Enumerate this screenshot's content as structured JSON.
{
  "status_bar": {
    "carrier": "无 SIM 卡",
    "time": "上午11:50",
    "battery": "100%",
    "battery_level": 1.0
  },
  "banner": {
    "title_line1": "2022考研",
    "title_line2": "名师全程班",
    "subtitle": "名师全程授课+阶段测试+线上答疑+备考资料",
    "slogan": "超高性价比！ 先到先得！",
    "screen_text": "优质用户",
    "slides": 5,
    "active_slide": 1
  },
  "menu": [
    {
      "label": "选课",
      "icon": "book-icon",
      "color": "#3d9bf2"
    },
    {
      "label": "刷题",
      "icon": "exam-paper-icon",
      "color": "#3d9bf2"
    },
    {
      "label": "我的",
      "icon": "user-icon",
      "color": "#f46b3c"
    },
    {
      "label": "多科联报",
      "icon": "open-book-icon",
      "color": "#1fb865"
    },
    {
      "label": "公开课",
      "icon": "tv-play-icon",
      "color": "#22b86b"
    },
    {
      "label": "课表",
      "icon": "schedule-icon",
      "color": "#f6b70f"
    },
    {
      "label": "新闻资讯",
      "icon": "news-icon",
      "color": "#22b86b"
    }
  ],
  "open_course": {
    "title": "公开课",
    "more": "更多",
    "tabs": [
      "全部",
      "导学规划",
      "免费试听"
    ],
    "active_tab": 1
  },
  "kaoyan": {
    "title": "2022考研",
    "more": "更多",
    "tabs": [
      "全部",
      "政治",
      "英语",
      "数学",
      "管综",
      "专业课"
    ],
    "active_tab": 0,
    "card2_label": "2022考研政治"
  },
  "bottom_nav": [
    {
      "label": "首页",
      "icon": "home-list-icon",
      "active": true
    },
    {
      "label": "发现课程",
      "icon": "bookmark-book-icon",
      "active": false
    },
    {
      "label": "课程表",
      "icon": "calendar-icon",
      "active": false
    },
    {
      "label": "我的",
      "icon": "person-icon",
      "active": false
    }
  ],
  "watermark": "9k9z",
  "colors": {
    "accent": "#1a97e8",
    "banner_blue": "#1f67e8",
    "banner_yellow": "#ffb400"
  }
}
----------------
## WHAT IS NEEDED
In full and verbatim, repeat the records given above.

## WRITTEN RESPONSE
Enumerate this screenshot's content as structured JSON.
{
  "status_bar": {
    "carrier": "无 SIM 卡",
    "time": "上午11:50",
    "battery": "100%",
    "battery_level": 1.0
  },
  "banner": {
    "title_line1": "2022考研",
    "title_line2": "名师全程班",
    "subtitle": "名师全程授课+阶段测试+线上答疑+备考资料",
    "slogan": "超高性价比！ 先到先得！",
    "screen_text": "优质用户",
    "slides": 5,
    "active_slide": 1
  },
  "menu": [
    {
      "label": "选课",
      "icon": "book-icon",
      "color": "#3d9bf2"
    },
    {
      "label": "刷题",
      "icon": "exam-paper-icon",
      "color": "#3d9bf2"
    },
    {
      "label": "我的",
      "icon": "user-icon",
      "color": "#f46b3c"
    },
    {
      "label": "多科联报",
      "icon": "open-book-icon",
      "color": "#1fb865"
    },
    {
      "label": "公开课",
      "icon": "tv-play-icon",
      "color": "#22b86b"
    },
    {
      "label": "课表",
      "icon": "schedule-icon",
      "color": "#f6b70f"
    },
    {
      "label": "新闻资讯",
      "icon": "news-icon",
      "color": "#22b86b"
    }
  ],
  "open_course": {
    "title": "公开课",
    "more": "更多",
    "tabs": [
      "全部",
      "导学规划",
      "免费试听"
    ],
    "active_tab": 1
  },
  "kaoyan": {
    "title": "2022考研",
    "more": "更多",
    "tabs": [
      "全部",
      "政治",
      "英语",
      "数学",
      "管综",
      "专业课"
    ],
    "active_tab": 0,
    "card2_label": "2022考研政治"
  },
  "bottom_nav": [
    {
      "label": "首页",
      "icon": "home-list-icon",
      "active": true
    },
    {
      "label": "发现课程",
      "icon": "bookmark-book-icon",
      "active": false
    },
    {
      "label": "课程表",
      "icon": "calendar-icon",
      "active": false
    },
    {
      "label": "我的",
      "icon": "person-icon",
      "active": false
    }
  ],
  "watermark": "9k9z",
  "colors": {
    "accent": "#1a97e8",
    "banner_blue": "#1f67e8",
    "banner_yellow": "#ffb400"
  }
}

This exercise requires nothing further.